Extracted data entries
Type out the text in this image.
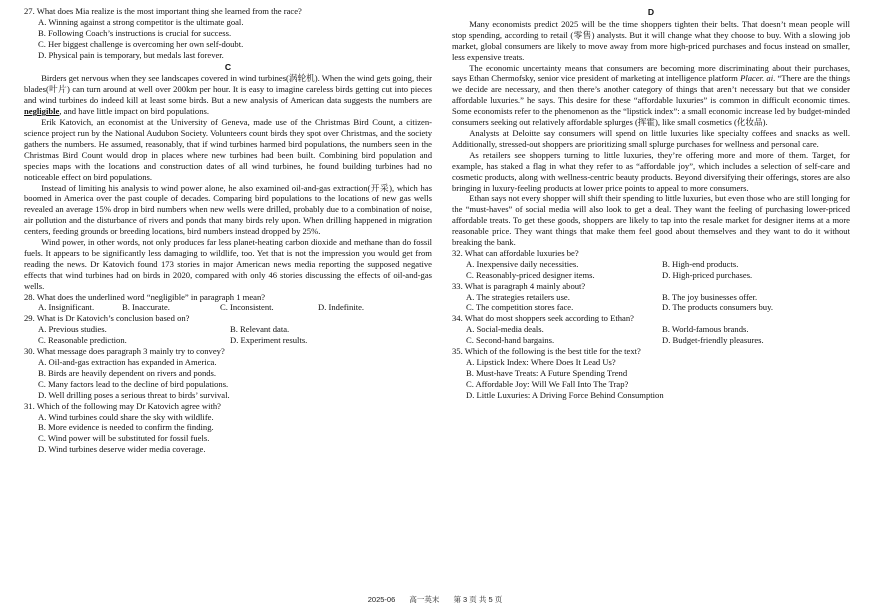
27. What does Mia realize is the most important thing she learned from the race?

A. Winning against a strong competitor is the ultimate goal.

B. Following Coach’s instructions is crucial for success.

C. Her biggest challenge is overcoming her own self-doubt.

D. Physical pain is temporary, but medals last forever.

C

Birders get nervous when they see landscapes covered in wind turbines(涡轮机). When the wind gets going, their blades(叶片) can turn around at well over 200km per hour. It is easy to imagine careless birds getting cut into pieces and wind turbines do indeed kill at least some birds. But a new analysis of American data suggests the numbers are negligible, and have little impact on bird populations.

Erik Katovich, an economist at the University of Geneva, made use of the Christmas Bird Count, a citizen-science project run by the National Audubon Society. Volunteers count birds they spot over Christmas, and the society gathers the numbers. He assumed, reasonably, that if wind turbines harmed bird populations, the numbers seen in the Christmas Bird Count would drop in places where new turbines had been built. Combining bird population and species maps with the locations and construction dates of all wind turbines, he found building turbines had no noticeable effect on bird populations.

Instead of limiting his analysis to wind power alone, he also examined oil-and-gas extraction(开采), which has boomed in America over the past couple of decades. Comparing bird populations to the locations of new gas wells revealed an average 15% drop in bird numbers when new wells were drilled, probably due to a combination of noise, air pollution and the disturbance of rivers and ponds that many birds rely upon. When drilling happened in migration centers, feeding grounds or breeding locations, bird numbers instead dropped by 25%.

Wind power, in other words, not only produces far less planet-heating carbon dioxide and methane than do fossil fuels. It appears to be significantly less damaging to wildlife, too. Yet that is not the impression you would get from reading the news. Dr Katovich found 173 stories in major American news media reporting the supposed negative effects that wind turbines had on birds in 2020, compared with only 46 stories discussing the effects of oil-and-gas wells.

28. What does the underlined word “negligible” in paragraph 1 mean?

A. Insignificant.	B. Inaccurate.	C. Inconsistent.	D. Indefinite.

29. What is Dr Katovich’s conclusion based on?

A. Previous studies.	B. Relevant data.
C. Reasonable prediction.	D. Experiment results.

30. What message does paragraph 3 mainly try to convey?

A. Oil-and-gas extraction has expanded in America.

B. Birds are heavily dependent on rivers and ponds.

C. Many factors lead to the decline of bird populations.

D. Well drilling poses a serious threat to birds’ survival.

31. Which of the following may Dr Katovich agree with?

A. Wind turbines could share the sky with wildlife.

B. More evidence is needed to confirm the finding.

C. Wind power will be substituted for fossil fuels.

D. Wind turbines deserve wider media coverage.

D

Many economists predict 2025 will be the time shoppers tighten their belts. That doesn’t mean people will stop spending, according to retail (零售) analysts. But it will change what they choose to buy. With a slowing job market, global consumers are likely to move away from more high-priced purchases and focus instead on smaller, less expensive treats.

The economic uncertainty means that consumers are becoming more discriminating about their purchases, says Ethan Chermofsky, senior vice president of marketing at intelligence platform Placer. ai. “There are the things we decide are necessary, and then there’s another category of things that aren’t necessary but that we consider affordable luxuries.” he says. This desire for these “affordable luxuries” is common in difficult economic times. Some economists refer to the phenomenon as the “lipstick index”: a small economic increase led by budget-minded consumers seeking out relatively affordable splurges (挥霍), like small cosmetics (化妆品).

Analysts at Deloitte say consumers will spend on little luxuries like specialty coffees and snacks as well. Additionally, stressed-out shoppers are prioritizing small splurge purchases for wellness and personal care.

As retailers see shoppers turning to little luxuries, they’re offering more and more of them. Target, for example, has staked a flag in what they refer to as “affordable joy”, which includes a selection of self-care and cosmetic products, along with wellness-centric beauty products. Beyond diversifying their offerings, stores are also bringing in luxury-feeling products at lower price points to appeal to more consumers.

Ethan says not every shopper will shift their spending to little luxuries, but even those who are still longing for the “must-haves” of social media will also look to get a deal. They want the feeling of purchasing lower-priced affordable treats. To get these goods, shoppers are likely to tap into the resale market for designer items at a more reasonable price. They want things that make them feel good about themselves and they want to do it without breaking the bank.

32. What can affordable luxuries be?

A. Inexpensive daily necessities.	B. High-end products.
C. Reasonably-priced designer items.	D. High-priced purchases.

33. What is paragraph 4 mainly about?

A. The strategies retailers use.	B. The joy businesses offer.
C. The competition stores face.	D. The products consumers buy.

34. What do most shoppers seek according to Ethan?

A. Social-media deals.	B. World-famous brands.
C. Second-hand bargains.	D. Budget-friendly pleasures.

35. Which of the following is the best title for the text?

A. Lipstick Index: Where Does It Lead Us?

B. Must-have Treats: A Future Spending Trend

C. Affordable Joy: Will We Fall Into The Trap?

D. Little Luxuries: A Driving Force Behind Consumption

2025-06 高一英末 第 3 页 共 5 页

• [WRITTEN PROBLEM]:
Repeat the data exactly in full, omitting its pictures.

• [RESPONSE TO THE TASK]:
Type out the text in this image.
27. What does Mia realize is the most important thing she learned from the race?

A. Winning against a strong competitor is the ultimate goal.

B. Following Coach’s instructions is crucial for success.

C. Her biggest challenge is overcoming her own self-doubt.

D. Physical pain is temporary, but medals last forever.

C

Birders get nervous when they see landscapes covered in wind turbines(涡轮机). When the wind gets going, their blades(叶片) can turn around at well over 200km per hour. It is easy to imagine careless birds getting cut into pieces and wind turbines do indeed kill at least some birds. But a new analysis of American data suggests the numbers are negligible, and have little impact on bird populations.

Erik Katovich, an economist at the University of Geneva, made use of the Christmas Bird Count, a citizen-science project run by the National Audubon Society. Volunteers count birds they spot over Christmas, and the society gathers the numbers. He assumed, reasonably, that if wind turbines harmed bird populations, the numbers seen in the Christmas Bird Count would drop in places where new turbines had been built. Combining bird population and species maps with the locations and construction dates of all wind turbines, he found building turbines had no noticeable effect on bird populations.

Instead of limiting his analysis to wind power alone, he also examined oil-and-gas extraction(开采), which has boomed in America over the past couple of decades. Comparing bird populations to the locations of new gas wells revealed an average 15% drop in bird numbers when new wells were drilled, probably due to a combination of noise, air pollution and the disturbance of rivers and ponds that many birds rely upon. When drilling happened in migration centers, feeding grounds or breeding locations, bird numbers instead dropped by 25%.

Wind power, in other words, not only produces far less planet-heating carbon dioxide and methane than do fossil fuels. It appears to be significantly less damaging to wildlife, too. Yet that is not the impression you would get from reading the news. Dr Katovich found 173 stories in major American news media reporting the supposed negative effects that wind turbines had on birds in 2020, compared with only 46 stories discussing the effects of oil-and-gas wells.

28. What does the underlined word “negligible” in paragraph 1 mean?

A. Insignificant.	B. Inaccurate.	C. Inconsistent.	D. Indefinite.

29. What is Dr Katovich’s conclusion based on?

A. Previous studies.	B. Relevant data.
C. Reasonable prediction.	D. Experiment results.

30. What message does paragraph 3 mainly try to convey?

A. Oil-and-gas extraction has expanded in America.

B. Birds are heavily dependent on rivers and ponds.

C. Many factors lead to the decline of bird populations.

D. Well drilling poses a serious threat to birds’ survival.

31. Which of the following may Dr Katovich agree with?

A. Wind turbines could share the sky with wildlife.

B. More evidence is needed to confirm the finding.

C. Wind power will be substituted for fossil fuels.

D. Wind turbines deserve wider media coverage.

D

Many economists predict 2025 will be the time shoppers tighten their belts. That doesn’t mean people will stop spending, according to retail (零售) analysts. But it will change what they choose to buy. With a slowing job market, global consumers are likely to move away from more high-priced purchases and focus instead on smaller, less expensive treats.

The economic uncertainty means that consumers are becoming more discriminating about their purchases, says Ethan Chermofsky, senior vice president of marketing at intelligence platform Placer. ai. “There are the things we decide are necessary, and then there’s another category of things that aren’t necessary but that we consider affordable luxuries.” he says. This desire for these “affordable luxuries” is common in difficult economic times. Some economists refer to the phenomenon as the “lipstick index”: a small economic increase led by budget-minded consumers seeking out relatively affordable splurges (挥霍), like small cosmetics (化妆品).

Analysts at Deloitte say consumers will spend on little luxuries like specialty coffees and snacks as well. Additionally, stressed-out shoppers are prioritizing small splurge purchases for wellness and personal care.

As retailers see shoppers turning to little luxuries, they’re offering more and more of them. Target, for example, has staked a flag in what they refer to as “affordable joy”, which includes a selection of self-care and cosmetic products, along with wellness-centric beauty products. Beyond diversifying their offerings, stores are also bringing in luxury-feeling products at lower price points to appeal to more consumers.

Ethan says not every shopper will shift their spending to little luxuries, but even those who are still longing for the “must-haves” of social media will also look to get a deal. They want the feeling of purchasing lower-priced affordable treats. To get these goods, shoppers are likely to tap into the resale market for designer items at a more reasonable price. They want things that make them feel good about themselves and they want to do it without breaking the bank.

32. What can affordable luxuries be?

A. Inexpensive daily necessities.	B. High-end products.
C. Reasonably-priced designer items.	D. High-priced purchases.

33. What is paragraph 4 mainly about?

A. The strategies retailers use.	B. The joy businesses offer.
C. The competition stores face.	D. The products consumers buy.

34. What do most shoppers seek according to Ethan?

A. Social-media deals.	B. World-famous brands.
C. Second-hand bargains.	D. Budget-friendly pleasures.

35. Which of the following is the best title for the text?

A. Lipstick Index: Where Does It Lead Us?

B. Must-have Treats: A Future Spending Trend

C. Affordable Joy: Will We Fall Into The Trap?

D. Little Luxuries: A Driving Force Behind Consumption

2025-06 高一英末 第 3 页 共 5 页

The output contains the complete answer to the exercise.